Requirement: Copy out every one of the following lines word for word, changing nothing.

§

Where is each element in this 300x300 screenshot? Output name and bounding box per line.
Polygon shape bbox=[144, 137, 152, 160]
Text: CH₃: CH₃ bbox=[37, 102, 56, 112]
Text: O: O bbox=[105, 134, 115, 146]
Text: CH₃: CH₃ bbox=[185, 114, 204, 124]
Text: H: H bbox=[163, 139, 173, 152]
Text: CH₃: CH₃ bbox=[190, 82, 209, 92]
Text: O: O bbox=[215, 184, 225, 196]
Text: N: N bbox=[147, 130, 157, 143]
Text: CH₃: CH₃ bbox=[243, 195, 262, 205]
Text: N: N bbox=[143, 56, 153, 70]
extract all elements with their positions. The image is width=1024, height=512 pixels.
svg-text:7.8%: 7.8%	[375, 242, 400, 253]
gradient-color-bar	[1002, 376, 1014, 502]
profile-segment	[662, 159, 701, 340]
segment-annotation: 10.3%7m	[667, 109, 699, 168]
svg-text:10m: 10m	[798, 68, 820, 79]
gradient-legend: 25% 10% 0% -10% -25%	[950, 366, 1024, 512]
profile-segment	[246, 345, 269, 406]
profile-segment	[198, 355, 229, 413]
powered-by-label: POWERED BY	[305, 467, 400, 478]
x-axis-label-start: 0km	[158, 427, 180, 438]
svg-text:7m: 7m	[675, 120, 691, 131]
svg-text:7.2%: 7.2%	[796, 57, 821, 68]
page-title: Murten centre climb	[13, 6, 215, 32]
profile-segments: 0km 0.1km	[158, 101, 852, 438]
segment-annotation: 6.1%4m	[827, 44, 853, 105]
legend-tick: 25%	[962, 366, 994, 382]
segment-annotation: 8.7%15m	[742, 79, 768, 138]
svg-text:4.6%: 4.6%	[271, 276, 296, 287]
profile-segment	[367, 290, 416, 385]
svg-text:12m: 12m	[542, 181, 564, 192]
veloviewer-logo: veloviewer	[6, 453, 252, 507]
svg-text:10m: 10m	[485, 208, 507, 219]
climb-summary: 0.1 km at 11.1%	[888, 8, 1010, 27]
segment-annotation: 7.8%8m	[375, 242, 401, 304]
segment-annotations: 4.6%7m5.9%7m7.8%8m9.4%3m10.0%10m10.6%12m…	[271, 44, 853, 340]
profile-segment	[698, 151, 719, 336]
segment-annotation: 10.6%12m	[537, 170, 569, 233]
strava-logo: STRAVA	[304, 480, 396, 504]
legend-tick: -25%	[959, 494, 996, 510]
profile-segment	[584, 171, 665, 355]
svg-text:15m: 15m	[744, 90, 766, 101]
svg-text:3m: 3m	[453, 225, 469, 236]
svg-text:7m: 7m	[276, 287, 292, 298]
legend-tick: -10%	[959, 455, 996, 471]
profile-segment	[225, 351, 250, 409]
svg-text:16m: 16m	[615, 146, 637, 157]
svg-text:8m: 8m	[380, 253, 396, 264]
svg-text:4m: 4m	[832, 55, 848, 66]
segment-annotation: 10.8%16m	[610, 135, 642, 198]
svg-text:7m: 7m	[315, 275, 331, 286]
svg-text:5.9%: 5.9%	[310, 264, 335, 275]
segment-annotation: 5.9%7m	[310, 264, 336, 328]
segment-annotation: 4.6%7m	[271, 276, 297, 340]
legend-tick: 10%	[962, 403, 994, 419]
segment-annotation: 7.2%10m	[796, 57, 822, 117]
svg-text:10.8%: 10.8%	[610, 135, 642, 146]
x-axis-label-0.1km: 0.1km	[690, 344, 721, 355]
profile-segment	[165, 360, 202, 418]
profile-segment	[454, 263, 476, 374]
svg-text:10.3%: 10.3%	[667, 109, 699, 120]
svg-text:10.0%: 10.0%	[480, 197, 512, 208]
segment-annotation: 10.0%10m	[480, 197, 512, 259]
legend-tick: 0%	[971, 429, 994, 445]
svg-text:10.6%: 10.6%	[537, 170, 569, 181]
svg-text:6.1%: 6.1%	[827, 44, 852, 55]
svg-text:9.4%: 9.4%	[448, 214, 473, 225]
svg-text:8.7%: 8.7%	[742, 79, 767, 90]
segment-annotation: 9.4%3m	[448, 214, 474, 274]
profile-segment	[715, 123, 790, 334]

§

The result:
Where is each element in this 300x300 screenshot? Output name and bounding box per line.
Polygon shape bbox=[144, 137, 152, 160]
Text: CH₃: CH₃ bbox=[37, 102, 56, 112]
Text: O: O bbox=[105, 134, 115, 146]
Text: CH₃: CH₃ bbox=[185, 114, 204, 124]
Text: H: H bbox=[163, 139, 173, 152]
Text: CH₃: CH₃ bbox=[190, 82, 209, 92]
Text: O: O bbox=[215, 184, 225, 196]
Text: N: N bbox=[147, 130, 157, 143]
Text: CH₃: CH₃ bbox=[243, 195, 262, 205]
Text: N: N bbox=[143, 56, 153, 70]
extract all elements with their positions. The image is width=1024, height=512 pixels.
svg-text:7.8%: 7.8%	[375, 242, 400, 253]
gradient-color-bar	[1002, 376, 1014, 502]
profile-segment	[662, 159, 701, 340]
segment-annotation: 10.3%7m	[667, 109, 699, 168]
svg-text:10m: 10m	[798, 68, 820, 79]
gradient-legend: 25% 10% 0% -10% -25%	[950, 366, 1024, 512]
profile-segment	[246, 345, 269, 406]
profile-segment	[198, 355, 229, 413]
powered-by-label: POWERED BY	[305, 467, 400, 478]
x-axis-label-start: 0km	[158, 427, 180, 438]
svg-text:7m: 7m	[675, 120, 691, 131]
svg-text:7.2%: 7.2%	[796, 57, 821, 68]
page-title: Murten centre climb	[13, 6, 215, 32]
profile-segments: 0km 0.1km	[158, 101, 852, 438]
segment-annotation: 6.1%4m	[827, 44, 853, 105]
legend-tick: 25%	[962, 366, 994, 382]
segment-annotation: 8.7%15m	[742, 79, 768, 138]
svg-text:4.6%: 4.6%	[271, 276, 296, 287]
profile-segment	[367, 290, 416, 385]
svg-text:12m: 12m	[542, 181, 564, 192]
veloviewer-logo: veloviewer	[6, 453, 252, 507]
svg-text:10m: 10m	[485, 208, 507, 219]
climb-summary: 0.1 km at 11.1%	[888, 8, 1010, 27]
segment-annotation: 7.8%8m	[375, 242, 401, 304]
segment-annotations: 4.6%7m5.9%7m7.8%8m9.4%3m10.0%10m10.6%12m…	[271, 44, 853, 340]
profile-segment	[698, 151, 719, 336]
segment-annotation: 10.6%12m	[537, 170, 569, 233]
strava-logo: STRAVA	[304, 480, 396, 504]
legend-tick: -25%	[959, 494, 996, 510]
profile-segment	[584, 171, 665, 355]
svg-text:15m: 15m	[744, 90, 766, 101]
svg-text:3m: 3m	[453, 225, 469, 236]
svg-text:7m: 7m	[276, 287, 292, 298]
legend-tick: -10%	[959, 455, 996, 471]
profile-segment	[225, 351, 250, 409]
svg-text:16m: 16m	[615, 146, 637, 157]
svg-text:8m: 8m	[380, 253, 396, 264]
svg-text:4m: 4m	[832, 55, 848, 66]
segment-annotation: 10.8%16m	[610, 135, 642, 198]
svg-text:7m: 7m	[315, 275, 331, 286]
svg-text:5.9%: 5.9%	[310, 264, 335, 275]
segment-annotation: 5.9%7m	[310, 264, 336, 328]
segment-annotation: 4.6%7m	[271, 276, 297, 340]
legend-tick: 10%	[962, 403, 994, 419]
segment-annotation: 7.2%10m	[796, 57, 822, 117]
svg-text:10.8%: 10.8%	[610, 135, 642, 146]
x-axis-label-0.1km: 0.1km	[690, 344, 721, 355]
profile-segment	[165, 360, 202, 418]
profile-segment	[454, 263, 476, 374]
svg-text:10.3%: 10.3%	[667, 109, 699, 120]
svg-text:10.0%: 10.0%	[480, 197, 512, 208]
segment-annotation: 10.0%10m	[480, 197, 512, 259]
legend-tick: 0%	[971, 429, 994, 445]
svg-text:10.6%: 10.6%	[537, 170, 569, 181]
svg-text:6.1%: 6.1%	[827, 44, 852, 55]
svg-text:9.4%: 9.4%	[448, 214, 473, 225]
svg-text:8.7%: 8.7%	[742, 79, 767, 90]
segment-annotation: 9.4%3m	[448, 214, 474, 274]
profile-segment	[715, 123, 790, 334]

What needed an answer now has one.